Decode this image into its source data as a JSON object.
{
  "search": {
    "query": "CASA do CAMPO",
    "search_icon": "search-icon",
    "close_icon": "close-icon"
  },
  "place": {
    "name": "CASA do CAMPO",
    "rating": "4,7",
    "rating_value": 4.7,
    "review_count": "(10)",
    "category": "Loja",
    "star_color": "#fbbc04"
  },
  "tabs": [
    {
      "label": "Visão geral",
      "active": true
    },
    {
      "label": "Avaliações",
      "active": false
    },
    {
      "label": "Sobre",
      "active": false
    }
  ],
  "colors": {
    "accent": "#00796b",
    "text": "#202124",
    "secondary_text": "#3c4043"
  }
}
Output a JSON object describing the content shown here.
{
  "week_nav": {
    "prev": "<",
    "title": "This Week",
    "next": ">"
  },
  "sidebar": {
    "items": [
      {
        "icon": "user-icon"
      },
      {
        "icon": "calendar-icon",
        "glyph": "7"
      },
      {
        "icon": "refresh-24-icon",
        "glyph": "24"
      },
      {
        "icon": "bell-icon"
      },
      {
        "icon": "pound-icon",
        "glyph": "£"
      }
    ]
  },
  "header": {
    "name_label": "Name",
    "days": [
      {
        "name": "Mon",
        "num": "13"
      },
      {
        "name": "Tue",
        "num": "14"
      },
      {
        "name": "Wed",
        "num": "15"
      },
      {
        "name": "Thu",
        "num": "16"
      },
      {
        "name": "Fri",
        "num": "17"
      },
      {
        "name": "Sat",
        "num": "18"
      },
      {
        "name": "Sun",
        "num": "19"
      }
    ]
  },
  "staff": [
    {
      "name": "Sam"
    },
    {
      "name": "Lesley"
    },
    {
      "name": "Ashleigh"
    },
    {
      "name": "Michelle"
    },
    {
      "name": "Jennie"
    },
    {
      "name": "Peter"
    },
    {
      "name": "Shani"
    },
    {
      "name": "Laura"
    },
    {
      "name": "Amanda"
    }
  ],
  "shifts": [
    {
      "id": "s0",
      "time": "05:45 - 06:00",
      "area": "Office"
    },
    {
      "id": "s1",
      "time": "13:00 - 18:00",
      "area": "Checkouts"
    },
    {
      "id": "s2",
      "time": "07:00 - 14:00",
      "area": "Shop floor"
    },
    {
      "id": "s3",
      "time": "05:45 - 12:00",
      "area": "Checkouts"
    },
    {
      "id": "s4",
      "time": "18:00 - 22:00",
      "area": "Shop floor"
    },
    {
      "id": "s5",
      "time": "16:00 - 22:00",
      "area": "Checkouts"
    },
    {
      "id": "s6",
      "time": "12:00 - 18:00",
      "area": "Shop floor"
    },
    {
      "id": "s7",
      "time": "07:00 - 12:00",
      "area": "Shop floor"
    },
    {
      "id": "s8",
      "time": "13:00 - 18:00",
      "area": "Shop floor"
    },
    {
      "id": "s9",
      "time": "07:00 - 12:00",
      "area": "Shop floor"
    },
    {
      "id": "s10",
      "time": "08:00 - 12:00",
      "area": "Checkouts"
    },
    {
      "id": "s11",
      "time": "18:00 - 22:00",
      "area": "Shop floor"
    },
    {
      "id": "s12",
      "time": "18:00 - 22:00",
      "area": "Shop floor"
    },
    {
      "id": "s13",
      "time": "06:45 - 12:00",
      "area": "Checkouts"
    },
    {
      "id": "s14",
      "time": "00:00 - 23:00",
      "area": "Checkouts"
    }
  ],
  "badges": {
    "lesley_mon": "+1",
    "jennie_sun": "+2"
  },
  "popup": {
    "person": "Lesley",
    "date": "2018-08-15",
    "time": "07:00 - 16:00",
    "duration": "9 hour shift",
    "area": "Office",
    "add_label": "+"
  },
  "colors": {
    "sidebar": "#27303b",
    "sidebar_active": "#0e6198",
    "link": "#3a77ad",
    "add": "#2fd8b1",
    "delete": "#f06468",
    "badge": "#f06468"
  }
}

• _Exercise details_: Reproduce each record exactly, leaving nothing out.

• _Response to this task_:
Decode this image into its source data as a JSON object.
{
  "search": {
    "query": "CASA do CAMPO",
    "search_icon": "search-icon",
    "close_icon": "close-icon"
  },
  "place": {
    "name": "CASA do CAMPO",
    "rating": "4,7",
    "rating_value": 4.7,
    "review_count": "(10)",
    "category": "Loja",
    "star_color": "#fbbc04"
  },
  "tabs": [
    {
      "label": "Visão geral",
      "active": true
    },
    {
      "label": "Avaliações",
      "active": false
    },
    {
      "label": "Sobre",
      "active": false
    }
  ],
  "colors": {
    "accent": "#00796b",
    "text": "#202124",
    "secondary_text": "#3c4043"
  }
}
Output a JSON object describing the content shown here.
{
  "week_nav": {
    "prev": "<",
    "title": "This Week",
    "next": ">"
  },
  "sidebar": {
    "items": [
      {
        "icon": "user-icon"
      },
      {
        "icon": "calendar-icon",
        "glyph": "7"
      },
      {
        "icon": "refresh-24-icon",
        "glyph": "24"
      },
      {
        "icon": "bell-icon"
      },
      {
        "icon": "pound-icon",
        "glyph": "£"
      }
    ]
  },
  "header": {
    "name_label": "Name",
    "days": [
      {
        "name": "Mon",
        "num": "13"
      },
      {
        "name": "Tue",
        "num": "14"
      },
      {
        "name": "Wed",
        "num": "15"
      },
      {
        "name": "Thu",
        "num": "16"
      },
      {
        "name": "Fri",
        "num": "17"
      },
      {
        "name": "Sat",
        "num": "18"
      },
      {
        "name": "Sun",
        "num": "19"
      }
    ]
  },
  "staff": [
    {
      "name": "Sam"
    },
    {
      "name": "Lesley"
    },
    {
      "name": "Ashleigh"
    },
    {
      "name": "Michelle"
    },
    {
      "name": "Jennie"
    },
    {
      "name": "Peter"
    },
    {
      "name": "Shani"
    },
    {
      "name": "Laura"
    },
    {
      "name": "Amanda"
    }
  ],
  "shifts": [
    {
      "id": "s0",
      "time": "05:45 - 06:00",
      "area": "Office"
    },
    {
      "id": "s1",
      "time": "13:00 - 18:00",
      "area": "Checkouts"
    },
    {
      "id": "s2",
      "time": "07:00 - 14:00",
      "area": "Shop floor"
    },
    {
      "id": "s3",
      "time": "05:45 - 12:00",
      "area": "Checkouts"
    },
    {
      "id": "s4",
      "time": "18:00 - 22:00",
      "area": "Shop floor"
    },
    {
      "id": "s5",
      "time": "16:00 - 22:00",
      "area": "Checkouts"
    },
    {
      "id": "s6",
      "time": "12:00 - 18:00",
      "area": "Shop floor"
    },
    {
      "id": "s7",
      "time": "07:00 - 12:00",
      "area": "Shop floor"
    },
    {
      "id": "s8",
      "time": "13:00 - 18:00",
      "area": "Shop floor"
    },
    {
      "id": "s9",
      "time": "07:00 - 12:00",
      "area": "Shop floor"
    },
    {
      "id": "s10",
      "time": "08:00 - 12:00",
      "area": "Checkouts"
    },
    {
      "id": "s11",
      "time": "18:00 - 22:00",
      "area": "Shop floor"
    },
    {
      "id": "s12",
      "time": "18:00 - 22:00",
      "area": "Shop floor"
    },
    {
      "id": "s13",
      "time": "06:45 - 12:00",
      "area": "Checkouts"
    },
    {
      "id": "s14",
      "time": "00:00 - 23:00",
      "area": "Checkouts"
    }
  ],
  "badges": {
    "lesley_mon": "+1",
    "jennie_sun": "+2"
  },
  "popup": {
    "person": "Lesley",
    "date": "2018-08-15",
    "time": "07:00 - 16:00",
    "duration": "9 hour shift",
    "area": "Office",
    "add_label": "+"
  },
  "colors": {
    "sidebar": "#27303b",
    "sidebar_active": "#0e6198",
    "link": "#3a77ad",
    "add": "#2fd8b1",
    "delete": "#f06468",
    "badge": "#f06468"
  }
}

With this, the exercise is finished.